> TASK OBJECTIVE
Show each line from the listing that includes the word "party".

> RECORDS FOR THE EXERCISE
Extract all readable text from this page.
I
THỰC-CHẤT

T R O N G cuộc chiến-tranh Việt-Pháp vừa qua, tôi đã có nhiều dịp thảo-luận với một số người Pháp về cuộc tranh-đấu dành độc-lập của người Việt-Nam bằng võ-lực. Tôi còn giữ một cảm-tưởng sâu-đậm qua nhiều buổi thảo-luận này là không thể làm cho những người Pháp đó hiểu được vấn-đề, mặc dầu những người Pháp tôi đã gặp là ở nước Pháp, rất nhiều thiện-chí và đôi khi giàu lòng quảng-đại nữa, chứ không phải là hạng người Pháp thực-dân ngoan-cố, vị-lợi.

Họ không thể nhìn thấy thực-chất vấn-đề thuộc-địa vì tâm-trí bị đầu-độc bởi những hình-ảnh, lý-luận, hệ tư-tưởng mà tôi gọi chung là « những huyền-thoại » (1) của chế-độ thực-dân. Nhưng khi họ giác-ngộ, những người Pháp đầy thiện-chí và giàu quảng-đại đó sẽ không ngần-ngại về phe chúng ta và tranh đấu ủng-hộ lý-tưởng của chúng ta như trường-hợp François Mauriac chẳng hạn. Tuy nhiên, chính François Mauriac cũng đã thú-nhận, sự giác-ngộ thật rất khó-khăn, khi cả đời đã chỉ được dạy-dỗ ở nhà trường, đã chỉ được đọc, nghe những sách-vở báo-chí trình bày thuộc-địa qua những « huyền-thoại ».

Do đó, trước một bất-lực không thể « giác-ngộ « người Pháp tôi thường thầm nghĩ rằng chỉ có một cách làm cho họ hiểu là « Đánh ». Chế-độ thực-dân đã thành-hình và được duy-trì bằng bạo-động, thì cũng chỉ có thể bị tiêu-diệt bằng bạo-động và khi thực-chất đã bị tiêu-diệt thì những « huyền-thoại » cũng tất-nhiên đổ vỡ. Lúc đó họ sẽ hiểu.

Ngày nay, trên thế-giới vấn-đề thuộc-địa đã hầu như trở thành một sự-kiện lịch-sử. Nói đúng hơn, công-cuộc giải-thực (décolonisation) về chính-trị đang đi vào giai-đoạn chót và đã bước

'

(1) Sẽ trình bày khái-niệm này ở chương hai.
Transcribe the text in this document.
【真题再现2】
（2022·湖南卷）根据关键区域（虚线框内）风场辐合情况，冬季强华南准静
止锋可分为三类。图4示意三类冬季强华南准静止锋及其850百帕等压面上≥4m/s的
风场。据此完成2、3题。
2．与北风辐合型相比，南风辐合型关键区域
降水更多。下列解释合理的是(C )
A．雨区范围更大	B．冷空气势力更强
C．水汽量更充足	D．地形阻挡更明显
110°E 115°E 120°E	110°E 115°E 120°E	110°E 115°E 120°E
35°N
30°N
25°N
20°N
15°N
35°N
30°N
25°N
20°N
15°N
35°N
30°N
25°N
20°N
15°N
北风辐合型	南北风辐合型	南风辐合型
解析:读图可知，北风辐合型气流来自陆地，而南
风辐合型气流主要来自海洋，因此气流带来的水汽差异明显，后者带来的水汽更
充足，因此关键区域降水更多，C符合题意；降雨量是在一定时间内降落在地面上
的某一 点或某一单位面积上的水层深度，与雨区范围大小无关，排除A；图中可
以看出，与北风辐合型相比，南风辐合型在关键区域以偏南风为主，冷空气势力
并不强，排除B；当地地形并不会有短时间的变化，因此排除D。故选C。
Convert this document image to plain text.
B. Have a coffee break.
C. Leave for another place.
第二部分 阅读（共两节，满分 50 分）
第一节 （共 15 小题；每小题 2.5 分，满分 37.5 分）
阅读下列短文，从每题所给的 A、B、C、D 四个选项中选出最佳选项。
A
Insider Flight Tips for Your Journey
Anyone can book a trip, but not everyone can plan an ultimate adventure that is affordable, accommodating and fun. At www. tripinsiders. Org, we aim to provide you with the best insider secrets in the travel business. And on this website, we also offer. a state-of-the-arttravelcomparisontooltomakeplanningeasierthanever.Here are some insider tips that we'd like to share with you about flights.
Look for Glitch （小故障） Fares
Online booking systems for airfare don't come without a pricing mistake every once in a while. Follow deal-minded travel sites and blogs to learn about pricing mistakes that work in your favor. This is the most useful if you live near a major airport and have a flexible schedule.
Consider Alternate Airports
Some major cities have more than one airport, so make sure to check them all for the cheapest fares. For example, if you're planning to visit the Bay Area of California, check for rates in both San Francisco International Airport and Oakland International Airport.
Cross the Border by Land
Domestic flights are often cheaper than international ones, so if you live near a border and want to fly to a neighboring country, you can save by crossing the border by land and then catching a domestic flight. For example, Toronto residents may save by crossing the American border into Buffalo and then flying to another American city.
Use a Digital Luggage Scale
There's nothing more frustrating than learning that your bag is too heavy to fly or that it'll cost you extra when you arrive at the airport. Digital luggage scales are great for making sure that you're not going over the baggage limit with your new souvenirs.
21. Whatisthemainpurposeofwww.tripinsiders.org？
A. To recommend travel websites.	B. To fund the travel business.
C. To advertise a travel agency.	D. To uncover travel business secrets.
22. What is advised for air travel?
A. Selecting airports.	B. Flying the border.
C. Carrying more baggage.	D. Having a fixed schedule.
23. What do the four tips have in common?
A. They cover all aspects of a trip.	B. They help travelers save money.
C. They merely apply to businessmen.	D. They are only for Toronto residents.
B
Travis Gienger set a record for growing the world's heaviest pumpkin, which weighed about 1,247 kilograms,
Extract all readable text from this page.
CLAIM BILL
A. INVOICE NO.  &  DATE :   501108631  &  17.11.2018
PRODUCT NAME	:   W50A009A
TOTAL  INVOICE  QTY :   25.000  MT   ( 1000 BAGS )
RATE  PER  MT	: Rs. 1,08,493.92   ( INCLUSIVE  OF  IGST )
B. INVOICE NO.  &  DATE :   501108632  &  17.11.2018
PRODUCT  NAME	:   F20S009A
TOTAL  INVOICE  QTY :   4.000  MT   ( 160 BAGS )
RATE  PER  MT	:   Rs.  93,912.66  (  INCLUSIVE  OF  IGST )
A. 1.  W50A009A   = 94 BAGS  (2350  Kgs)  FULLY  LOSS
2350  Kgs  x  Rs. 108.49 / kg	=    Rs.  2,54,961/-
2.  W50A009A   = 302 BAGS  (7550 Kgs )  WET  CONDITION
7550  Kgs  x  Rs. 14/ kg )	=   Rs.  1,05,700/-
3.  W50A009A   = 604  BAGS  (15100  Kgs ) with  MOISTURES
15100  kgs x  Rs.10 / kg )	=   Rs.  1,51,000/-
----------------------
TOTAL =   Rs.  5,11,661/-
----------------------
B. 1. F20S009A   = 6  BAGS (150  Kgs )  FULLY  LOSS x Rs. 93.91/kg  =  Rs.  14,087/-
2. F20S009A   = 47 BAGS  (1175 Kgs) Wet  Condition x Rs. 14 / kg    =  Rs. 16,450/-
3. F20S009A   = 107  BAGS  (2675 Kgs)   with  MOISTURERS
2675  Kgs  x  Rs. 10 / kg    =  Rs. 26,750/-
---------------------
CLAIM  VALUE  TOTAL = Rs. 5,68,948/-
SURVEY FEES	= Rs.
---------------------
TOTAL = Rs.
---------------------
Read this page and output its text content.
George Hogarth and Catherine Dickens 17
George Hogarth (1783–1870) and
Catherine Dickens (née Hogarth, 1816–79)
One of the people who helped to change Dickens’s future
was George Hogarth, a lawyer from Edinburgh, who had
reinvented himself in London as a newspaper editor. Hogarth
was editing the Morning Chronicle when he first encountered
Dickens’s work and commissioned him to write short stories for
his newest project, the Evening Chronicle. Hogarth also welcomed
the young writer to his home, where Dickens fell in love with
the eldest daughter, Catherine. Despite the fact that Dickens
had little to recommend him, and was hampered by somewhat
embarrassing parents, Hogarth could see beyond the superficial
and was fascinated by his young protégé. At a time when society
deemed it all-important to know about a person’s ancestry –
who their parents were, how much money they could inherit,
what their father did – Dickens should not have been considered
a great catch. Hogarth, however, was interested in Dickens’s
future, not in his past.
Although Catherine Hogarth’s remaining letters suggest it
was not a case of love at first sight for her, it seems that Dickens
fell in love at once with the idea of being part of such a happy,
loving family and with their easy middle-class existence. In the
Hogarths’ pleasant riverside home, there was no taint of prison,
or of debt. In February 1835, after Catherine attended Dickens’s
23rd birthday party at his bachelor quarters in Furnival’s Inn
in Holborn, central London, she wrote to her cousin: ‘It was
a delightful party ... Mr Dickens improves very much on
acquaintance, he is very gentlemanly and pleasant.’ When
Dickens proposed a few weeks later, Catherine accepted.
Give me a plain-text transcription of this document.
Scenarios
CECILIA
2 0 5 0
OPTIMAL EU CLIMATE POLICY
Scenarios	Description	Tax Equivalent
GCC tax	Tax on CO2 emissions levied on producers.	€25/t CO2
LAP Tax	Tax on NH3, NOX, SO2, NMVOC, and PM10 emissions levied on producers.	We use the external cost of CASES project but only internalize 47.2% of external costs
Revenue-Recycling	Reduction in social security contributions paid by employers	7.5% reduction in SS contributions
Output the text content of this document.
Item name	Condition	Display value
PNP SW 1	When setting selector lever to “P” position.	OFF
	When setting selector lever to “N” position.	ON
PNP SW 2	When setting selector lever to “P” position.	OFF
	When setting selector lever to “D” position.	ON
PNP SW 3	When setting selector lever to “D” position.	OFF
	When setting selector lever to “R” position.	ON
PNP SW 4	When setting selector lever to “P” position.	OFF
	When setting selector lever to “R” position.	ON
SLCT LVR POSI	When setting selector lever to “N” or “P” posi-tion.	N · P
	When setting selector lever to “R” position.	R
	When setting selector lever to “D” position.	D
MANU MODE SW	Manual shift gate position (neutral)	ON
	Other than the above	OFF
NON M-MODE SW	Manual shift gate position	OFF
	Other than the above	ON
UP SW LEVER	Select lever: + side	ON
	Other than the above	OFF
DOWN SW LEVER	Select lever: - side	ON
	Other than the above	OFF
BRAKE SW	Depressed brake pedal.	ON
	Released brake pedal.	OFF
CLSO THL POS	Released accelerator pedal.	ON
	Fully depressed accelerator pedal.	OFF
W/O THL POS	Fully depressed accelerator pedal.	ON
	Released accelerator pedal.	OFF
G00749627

> EXERCISE ANSWER
23rd birthday party at his bachelor quarters in Furnival’s Inn
a delightful party ... Mr Dickens improves very much on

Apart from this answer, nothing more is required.